Data records:
[BEGIN]

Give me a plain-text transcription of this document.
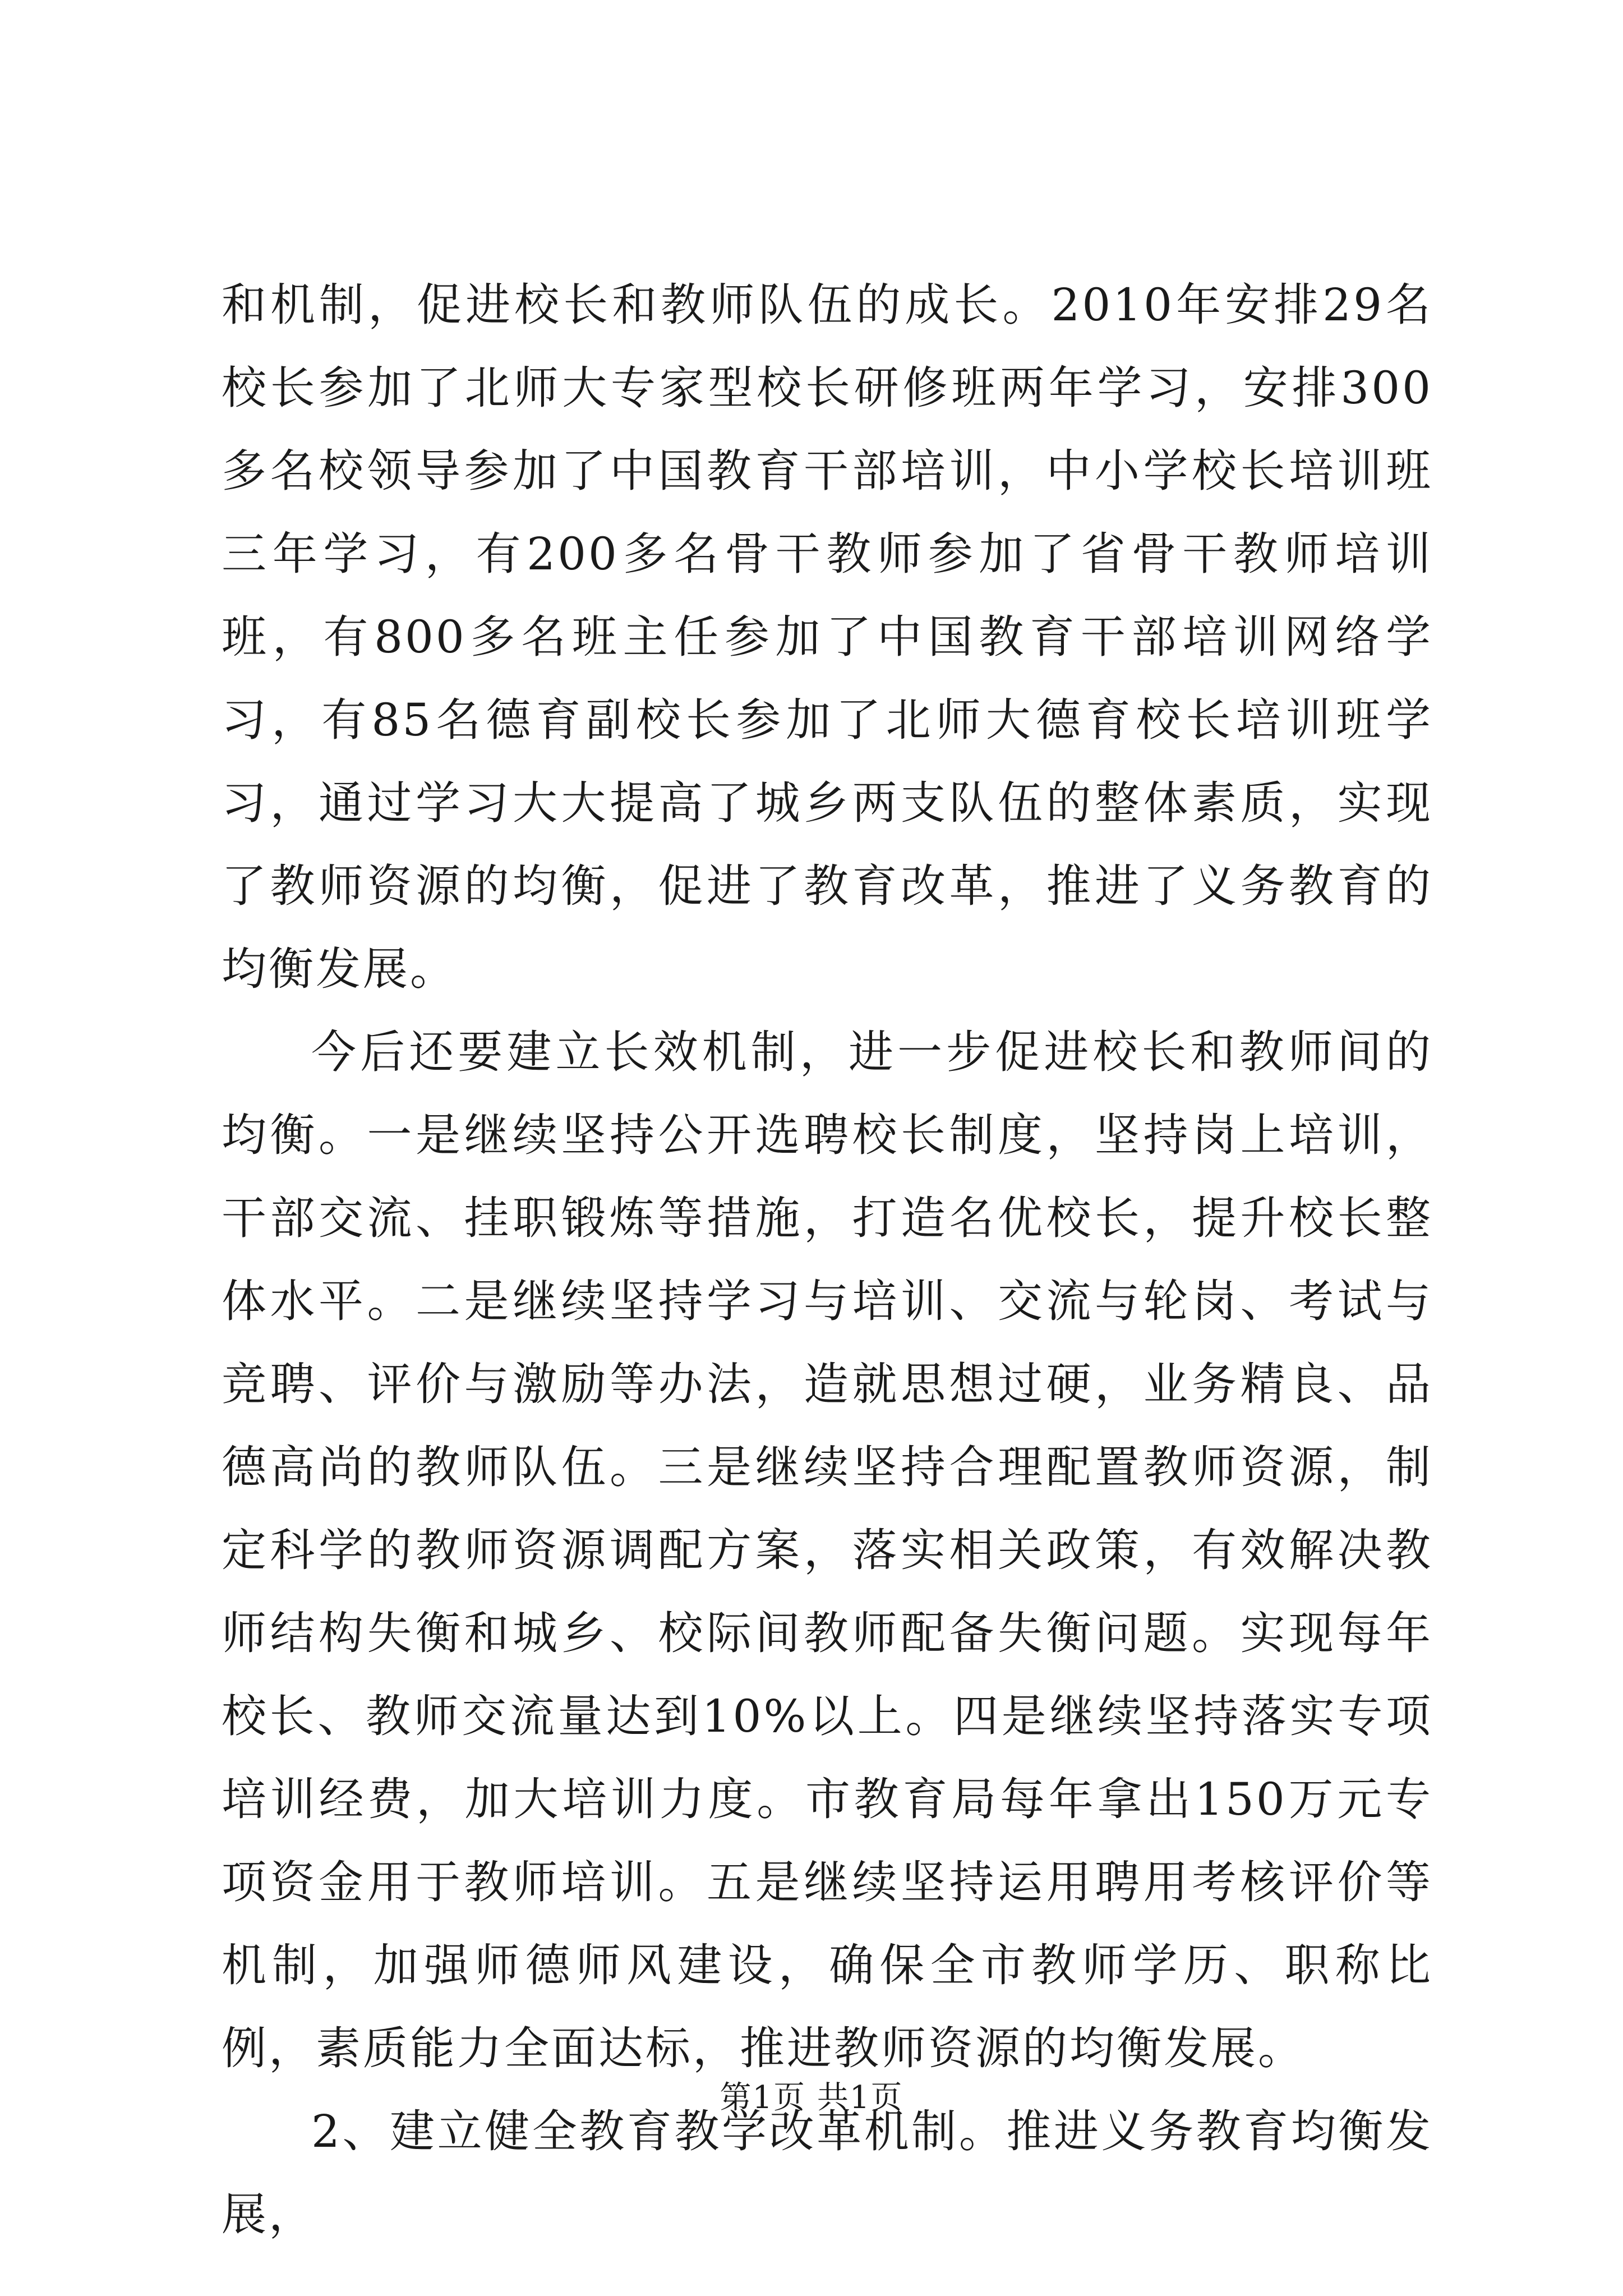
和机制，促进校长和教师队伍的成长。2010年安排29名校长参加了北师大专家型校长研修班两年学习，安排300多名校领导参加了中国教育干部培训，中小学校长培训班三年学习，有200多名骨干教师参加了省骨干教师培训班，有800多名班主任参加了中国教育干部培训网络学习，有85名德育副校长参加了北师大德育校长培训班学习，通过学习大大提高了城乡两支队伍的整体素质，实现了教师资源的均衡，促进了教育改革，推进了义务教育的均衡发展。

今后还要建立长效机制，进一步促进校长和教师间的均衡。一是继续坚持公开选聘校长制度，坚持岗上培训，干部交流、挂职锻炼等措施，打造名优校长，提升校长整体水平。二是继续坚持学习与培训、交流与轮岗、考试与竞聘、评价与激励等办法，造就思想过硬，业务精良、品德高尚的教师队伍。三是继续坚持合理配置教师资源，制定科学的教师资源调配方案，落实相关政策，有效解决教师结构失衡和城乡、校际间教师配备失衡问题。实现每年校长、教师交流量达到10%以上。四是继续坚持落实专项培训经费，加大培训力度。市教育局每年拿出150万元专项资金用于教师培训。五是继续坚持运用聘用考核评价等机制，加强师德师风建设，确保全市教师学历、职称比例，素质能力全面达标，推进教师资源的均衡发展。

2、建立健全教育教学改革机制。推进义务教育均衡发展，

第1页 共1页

[END]
[BEGIN]

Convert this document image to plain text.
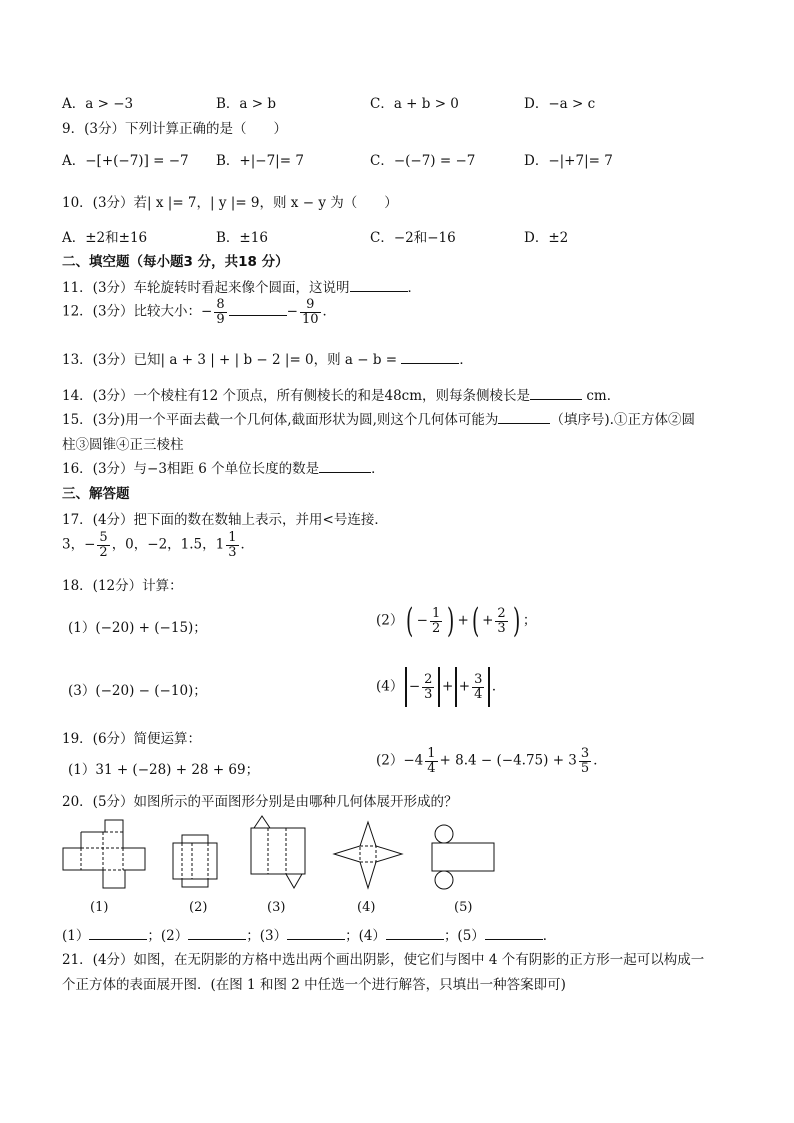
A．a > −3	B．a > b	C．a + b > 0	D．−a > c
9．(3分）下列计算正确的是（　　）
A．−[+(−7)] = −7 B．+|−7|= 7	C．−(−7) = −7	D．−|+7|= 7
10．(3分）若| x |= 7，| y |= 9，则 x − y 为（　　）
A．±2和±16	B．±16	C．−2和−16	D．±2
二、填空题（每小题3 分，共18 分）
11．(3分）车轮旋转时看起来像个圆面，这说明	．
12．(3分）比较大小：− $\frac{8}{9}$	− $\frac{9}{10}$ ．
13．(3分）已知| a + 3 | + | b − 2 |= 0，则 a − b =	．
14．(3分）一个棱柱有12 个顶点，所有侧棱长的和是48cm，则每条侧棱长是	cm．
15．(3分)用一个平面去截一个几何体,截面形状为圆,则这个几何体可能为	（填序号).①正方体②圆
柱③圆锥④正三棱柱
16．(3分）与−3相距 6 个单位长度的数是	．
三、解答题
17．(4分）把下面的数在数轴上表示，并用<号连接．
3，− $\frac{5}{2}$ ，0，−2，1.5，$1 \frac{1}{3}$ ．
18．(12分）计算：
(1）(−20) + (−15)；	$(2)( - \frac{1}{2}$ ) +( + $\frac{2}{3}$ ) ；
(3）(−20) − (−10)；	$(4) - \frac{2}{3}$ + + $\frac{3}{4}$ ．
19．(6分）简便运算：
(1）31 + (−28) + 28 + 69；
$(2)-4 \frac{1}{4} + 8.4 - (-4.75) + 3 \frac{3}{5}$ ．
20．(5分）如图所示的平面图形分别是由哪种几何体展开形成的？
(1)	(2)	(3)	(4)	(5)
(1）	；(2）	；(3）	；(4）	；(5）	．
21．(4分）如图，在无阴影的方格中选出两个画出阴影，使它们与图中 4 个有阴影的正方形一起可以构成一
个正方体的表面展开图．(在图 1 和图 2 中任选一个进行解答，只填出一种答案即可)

[END]

Directive:
Extract each line from the listing that holds the word "plain".

Expected answer:
Give me a plain-text transcription of this document.
Convert this document image to plain text.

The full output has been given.